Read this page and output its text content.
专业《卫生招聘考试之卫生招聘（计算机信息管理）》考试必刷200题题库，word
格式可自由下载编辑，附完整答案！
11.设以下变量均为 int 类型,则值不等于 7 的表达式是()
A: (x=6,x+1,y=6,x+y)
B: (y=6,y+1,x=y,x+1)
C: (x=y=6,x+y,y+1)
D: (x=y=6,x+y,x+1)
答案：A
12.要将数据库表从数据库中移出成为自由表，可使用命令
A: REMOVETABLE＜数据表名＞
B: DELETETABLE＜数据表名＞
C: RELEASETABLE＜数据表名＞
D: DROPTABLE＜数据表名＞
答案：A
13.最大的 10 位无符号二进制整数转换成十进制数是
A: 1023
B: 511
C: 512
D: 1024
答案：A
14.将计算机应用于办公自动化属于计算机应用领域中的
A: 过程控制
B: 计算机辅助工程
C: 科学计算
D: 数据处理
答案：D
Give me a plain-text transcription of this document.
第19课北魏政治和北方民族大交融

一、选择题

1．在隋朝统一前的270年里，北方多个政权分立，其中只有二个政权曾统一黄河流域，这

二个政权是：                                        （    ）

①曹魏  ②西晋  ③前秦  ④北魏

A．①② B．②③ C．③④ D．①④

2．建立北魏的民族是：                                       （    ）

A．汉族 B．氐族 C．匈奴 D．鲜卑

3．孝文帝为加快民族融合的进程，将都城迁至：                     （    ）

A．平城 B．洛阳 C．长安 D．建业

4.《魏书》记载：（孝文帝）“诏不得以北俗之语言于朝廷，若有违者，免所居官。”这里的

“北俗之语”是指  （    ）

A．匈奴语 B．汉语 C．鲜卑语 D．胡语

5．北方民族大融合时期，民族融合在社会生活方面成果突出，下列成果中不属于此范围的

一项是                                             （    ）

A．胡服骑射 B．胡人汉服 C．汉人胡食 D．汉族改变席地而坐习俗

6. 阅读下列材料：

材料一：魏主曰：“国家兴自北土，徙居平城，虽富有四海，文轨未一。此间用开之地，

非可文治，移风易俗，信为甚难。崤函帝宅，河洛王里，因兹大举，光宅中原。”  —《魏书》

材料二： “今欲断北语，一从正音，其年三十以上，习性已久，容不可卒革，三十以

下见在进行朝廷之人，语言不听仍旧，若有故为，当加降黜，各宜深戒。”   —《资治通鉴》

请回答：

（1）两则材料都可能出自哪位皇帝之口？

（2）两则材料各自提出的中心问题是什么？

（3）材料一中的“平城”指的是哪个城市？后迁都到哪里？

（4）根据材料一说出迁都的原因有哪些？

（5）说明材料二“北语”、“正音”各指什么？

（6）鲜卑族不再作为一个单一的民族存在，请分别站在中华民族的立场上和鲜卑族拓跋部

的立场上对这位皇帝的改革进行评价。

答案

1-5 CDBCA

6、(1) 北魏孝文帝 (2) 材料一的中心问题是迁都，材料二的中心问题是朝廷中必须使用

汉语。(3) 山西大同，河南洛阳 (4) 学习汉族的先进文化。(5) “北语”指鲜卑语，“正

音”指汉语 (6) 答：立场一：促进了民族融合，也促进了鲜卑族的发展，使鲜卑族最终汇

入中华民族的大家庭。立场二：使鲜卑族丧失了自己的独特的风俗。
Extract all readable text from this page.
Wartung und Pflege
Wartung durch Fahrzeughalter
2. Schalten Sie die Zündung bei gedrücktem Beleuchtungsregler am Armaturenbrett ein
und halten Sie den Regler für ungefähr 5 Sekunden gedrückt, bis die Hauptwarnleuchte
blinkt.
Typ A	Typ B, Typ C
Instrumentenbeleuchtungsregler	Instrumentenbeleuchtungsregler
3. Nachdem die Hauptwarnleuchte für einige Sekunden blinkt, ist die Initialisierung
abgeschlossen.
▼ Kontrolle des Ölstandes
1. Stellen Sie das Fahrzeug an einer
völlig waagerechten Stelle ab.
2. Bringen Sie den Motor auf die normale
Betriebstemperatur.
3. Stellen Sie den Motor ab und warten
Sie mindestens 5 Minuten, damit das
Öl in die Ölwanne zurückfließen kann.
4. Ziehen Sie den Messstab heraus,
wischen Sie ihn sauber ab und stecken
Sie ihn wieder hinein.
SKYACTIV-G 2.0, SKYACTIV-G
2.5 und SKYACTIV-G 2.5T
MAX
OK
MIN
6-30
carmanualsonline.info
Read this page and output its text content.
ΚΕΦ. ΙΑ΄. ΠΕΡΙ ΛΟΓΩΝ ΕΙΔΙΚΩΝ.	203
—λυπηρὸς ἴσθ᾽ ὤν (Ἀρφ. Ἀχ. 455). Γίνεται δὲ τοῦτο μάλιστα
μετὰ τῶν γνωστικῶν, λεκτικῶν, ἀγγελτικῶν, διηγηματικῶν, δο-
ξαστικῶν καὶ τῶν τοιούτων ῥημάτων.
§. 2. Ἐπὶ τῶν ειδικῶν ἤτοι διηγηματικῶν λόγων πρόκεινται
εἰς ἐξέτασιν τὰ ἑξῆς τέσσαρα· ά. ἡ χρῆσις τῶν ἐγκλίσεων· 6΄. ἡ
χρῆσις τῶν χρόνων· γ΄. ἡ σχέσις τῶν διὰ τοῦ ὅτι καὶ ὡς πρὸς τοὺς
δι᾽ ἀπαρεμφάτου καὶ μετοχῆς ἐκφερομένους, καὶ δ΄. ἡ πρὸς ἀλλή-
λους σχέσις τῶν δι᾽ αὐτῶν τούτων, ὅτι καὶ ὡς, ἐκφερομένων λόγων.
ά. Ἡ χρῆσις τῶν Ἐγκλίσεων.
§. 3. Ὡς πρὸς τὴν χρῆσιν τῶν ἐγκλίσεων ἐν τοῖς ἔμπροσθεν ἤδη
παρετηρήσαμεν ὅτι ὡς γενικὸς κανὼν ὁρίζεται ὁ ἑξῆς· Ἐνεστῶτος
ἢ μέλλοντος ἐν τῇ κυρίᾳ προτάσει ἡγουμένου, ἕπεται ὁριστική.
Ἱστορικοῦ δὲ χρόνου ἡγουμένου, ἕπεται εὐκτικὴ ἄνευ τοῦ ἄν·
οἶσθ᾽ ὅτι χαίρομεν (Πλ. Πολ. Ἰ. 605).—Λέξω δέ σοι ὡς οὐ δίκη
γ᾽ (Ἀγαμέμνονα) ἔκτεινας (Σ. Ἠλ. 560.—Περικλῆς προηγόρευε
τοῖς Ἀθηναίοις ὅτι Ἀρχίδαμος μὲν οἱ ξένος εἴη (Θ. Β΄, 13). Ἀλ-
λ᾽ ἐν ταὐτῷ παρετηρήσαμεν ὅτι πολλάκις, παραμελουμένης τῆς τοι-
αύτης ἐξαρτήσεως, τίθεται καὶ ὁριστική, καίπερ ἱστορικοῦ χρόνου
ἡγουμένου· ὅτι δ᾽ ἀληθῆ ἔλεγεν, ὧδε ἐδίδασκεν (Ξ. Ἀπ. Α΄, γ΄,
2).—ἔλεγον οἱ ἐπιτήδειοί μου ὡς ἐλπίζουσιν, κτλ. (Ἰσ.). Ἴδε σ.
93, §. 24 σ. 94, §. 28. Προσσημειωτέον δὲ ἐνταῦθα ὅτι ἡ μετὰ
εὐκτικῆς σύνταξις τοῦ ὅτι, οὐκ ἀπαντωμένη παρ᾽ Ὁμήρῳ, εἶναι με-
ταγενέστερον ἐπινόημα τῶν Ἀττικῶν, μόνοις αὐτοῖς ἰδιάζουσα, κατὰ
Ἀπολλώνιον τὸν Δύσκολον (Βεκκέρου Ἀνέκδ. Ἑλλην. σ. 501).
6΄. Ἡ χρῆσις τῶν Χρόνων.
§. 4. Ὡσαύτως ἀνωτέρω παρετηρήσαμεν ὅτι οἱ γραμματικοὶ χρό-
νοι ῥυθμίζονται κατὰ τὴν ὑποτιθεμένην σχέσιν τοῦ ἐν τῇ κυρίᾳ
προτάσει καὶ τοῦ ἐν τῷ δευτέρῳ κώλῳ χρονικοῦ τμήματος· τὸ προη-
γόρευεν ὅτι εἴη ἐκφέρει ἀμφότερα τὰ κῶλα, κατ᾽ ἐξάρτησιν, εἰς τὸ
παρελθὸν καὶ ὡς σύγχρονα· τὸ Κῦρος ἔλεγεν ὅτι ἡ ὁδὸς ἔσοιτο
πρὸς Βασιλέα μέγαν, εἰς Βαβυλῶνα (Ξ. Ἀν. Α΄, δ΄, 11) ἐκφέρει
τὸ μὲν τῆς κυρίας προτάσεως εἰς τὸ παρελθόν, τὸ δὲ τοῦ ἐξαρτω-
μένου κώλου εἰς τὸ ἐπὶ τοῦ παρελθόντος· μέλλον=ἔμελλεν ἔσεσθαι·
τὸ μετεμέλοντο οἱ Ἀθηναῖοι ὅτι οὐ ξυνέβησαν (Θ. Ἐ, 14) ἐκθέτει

◆ What the task requires: Going through the records above, state how many lines carry "ἑξῆς", with no other text.

◆ The completed task: 2